++++ MATERIAL SUPPLIED ++++
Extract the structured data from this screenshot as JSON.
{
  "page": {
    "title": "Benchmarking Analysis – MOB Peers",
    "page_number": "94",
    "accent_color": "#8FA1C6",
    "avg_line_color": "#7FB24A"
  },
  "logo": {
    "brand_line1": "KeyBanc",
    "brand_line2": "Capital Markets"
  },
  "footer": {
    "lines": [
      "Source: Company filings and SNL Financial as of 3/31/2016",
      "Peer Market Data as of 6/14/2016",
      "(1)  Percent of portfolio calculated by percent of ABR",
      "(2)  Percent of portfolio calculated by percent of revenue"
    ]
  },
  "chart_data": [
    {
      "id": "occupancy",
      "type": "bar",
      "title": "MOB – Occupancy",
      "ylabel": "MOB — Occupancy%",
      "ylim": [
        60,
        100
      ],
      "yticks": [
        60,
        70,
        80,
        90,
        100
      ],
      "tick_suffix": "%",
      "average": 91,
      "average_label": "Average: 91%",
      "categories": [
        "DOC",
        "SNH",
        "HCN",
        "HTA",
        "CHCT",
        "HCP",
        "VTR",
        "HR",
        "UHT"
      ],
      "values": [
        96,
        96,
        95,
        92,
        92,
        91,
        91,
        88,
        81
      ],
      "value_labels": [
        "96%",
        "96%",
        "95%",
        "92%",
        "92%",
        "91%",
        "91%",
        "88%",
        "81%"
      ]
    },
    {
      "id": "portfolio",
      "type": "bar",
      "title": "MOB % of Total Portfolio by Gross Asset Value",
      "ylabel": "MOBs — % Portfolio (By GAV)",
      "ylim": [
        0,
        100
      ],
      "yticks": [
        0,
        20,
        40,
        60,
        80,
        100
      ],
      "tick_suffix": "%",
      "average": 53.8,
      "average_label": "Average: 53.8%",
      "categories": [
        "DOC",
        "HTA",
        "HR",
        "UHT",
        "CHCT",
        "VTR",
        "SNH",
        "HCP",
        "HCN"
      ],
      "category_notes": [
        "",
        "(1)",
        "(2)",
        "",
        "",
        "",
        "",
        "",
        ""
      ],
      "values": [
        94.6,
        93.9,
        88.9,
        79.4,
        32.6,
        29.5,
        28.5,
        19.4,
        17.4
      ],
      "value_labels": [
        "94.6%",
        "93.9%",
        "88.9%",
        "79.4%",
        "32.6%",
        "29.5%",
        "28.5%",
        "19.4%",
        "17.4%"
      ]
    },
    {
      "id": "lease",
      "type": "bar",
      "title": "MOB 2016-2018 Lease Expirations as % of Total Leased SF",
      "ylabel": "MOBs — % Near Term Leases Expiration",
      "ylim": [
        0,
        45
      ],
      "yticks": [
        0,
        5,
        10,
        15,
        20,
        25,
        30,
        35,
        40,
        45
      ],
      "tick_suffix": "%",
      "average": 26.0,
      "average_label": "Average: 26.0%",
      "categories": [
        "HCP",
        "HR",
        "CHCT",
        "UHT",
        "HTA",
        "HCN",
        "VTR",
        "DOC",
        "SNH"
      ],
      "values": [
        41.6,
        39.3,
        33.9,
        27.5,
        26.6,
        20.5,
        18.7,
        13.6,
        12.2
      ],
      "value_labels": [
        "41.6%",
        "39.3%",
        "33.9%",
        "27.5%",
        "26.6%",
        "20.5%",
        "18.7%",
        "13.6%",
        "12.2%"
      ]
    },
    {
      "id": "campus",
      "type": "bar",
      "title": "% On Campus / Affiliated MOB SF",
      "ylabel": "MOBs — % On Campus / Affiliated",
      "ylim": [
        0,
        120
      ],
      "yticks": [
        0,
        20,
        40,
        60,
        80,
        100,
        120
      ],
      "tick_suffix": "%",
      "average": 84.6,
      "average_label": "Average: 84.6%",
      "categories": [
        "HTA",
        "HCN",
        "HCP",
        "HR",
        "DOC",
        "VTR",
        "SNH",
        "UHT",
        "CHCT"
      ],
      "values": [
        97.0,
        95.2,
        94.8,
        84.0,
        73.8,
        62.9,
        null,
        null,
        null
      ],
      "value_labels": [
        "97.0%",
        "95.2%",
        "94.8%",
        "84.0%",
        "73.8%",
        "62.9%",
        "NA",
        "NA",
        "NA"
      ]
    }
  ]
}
++++
* **EXERCISE OBJECTIVE**
Pull out every line of the entries that includes the word "Total".

* **RESULT OF THE TASK**
      "title": "MOB % of Total Portfolio by Gross Asset Value",
      "title": "MOB 2016-2018 Lease Expirations as % of Total Leased SF",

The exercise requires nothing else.